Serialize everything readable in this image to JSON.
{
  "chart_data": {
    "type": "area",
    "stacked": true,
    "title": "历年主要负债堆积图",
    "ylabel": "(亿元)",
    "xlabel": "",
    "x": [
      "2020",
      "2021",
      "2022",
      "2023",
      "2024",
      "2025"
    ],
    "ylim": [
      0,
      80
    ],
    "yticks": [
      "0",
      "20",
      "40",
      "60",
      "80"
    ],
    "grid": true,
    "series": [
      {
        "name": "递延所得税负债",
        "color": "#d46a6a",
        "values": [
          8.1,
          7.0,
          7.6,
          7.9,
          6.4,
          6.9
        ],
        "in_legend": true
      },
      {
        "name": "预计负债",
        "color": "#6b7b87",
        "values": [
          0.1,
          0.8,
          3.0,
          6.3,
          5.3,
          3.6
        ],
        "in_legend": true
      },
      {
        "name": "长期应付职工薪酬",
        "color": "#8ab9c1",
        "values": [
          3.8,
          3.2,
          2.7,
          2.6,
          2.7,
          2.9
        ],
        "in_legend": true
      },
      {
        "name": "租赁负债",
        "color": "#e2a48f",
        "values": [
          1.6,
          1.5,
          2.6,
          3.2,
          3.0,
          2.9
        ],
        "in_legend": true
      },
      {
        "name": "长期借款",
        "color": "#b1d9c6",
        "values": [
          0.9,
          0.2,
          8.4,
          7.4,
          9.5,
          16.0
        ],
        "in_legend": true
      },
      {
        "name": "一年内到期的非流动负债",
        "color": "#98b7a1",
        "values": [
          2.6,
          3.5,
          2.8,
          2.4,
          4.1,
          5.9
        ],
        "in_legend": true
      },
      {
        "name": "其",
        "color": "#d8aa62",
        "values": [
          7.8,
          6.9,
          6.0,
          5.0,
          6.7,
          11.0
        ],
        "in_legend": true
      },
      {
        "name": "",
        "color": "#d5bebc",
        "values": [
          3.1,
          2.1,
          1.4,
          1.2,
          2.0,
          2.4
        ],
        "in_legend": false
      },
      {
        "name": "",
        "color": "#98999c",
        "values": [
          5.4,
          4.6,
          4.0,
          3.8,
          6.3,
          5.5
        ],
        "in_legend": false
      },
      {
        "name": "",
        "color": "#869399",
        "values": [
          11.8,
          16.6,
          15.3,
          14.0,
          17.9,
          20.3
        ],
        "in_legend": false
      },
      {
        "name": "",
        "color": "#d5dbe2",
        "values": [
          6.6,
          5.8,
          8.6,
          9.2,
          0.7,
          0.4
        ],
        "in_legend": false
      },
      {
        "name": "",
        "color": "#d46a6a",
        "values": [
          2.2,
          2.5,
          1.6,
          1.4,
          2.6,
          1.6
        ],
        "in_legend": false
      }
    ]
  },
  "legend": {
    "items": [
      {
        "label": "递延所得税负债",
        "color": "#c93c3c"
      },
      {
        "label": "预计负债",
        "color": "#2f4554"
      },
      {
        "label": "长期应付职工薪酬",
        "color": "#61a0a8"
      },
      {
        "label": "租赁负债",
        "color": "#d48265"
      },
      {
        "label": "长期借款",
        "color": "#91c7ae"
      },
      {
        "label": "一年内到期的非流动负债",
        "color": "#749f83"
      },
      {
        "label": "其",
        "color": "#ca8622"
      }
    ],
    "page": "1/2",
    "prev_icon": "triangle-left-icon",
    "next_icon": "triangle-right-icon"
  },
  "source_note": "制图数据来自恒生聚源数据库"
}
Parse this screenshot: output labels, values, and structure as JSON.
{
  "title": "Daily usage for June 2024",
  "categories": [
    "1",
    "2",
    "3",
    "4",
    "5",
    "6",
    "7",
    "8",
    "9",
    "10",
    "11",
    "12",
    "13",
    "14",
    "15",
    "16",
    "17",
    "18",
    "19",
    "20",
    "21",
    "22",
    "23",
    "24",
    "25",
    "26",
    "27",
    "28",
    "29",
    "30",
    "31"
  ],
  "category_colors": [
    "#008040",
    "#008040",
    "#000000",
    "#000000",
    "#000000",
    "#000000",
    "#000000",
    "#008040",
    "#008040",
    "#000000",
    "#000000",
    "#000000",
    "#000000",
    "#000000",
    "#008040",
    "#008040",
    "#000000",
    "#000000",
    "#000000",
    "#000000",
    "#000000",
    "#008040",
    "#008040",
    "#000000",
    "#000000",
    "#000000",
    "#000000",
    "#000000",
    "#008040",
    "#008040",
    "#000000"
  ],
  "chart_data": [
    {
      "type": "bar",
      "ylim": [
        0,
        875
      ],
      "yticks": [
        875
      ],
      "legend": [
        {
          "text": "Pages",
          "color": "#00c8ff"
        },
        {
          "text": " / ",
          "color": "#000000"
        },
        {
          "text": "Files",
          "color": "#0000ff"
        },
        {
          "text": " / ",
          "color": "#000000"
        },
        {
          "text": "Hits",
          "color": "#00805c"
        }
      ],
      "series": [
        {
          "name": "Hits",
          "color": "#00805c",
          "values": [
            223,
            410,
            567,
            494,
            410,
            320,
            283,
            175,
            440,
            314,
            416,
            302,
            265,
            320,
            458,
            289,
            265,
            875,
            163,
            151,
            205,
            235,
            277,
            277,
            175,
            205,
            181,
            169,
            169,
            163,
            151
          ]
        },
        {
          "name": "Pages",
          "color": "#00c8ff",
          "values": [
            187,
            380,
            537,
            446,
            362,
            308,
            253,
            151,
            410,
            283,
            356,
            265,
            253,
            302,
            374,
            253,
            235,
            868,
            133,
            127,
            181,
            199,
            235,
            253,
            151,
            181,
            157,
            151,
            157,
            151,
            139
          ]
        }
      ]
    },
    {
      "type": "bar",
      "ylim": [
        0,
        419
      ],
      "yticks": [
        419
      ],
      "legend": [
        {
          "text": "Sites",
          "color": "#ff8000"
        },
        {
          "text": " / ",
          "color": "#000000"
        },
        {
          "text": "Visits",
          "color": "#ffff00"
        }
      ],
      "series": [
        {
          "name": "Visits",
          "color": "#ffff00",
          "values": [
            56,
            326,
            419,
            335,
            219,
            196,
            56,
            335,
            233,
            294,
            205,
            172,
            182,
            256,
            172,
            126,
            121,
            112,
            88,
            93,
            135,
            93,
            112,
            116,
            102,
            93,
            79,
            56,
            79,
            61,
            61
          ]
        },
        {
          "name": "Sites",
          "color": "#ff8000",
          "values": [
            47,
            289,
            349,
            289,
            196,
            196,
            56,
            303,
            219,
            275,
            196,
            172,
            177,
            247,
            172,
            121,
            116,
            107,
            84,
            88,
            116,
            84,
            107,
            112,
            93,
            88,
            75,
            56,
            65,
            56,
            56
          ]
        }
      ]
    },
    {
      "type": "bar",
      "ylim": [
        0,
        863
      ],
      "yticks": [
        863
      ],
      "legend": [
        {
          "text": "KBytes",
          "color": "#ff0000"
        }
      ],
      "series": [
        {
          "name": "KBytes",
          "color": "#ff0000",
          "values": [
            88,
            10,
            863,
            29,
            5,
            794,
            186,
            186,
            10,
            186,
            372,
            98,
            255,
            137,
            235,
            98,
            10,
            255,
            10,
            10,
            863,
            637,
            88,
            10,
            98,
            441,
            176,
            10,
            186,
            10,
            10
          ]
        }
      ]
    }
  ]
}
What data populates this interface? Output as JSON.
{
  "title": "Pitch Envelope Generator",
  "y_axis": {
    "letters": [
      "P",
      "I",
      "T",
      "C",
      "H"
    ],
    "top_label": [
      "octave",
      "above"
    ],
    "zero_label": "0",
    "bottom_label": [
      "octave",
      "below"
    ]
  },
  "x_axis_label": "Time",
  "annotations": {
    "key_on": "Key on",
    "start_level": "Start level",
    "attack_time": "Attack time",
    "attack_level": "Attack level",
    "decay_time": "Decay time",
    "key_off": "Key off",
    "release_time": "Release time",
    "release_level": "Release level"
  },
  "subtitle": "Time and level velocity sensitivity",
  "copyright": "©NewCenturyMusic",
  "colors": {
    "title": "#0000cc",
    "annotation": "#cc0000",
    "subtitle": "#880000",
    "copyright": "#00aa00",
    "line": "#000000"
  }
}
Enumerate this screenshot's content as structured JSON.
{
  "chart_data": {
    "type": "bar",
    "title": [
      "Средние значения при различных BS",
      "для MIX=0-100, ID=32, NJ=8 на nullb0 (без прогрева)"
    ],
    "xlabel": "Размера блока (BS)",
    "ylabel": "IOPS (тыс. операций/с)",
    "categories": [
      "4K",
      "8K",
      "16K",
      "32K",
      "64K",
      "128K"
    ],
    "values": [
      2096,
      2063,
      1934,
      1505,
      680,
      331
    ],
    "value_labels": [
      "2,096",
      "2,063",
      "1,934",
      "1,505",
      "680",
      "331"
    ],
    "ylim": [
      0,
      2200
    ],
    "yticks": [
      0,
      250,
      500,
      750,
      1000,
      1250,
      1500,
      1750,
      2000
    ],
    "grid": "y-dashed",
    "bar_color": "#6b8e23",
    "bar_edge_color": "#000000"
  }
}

_Set task_:
Show each line of the data that contains the string "this".

_The answer_:
Serialize everything readable in this image to JSON.
Parse this screenshot: output labels, values, and structure as JSON.
What data populates this interface? Output as JSON.
Enumerate this screenshot's content as structured JSON.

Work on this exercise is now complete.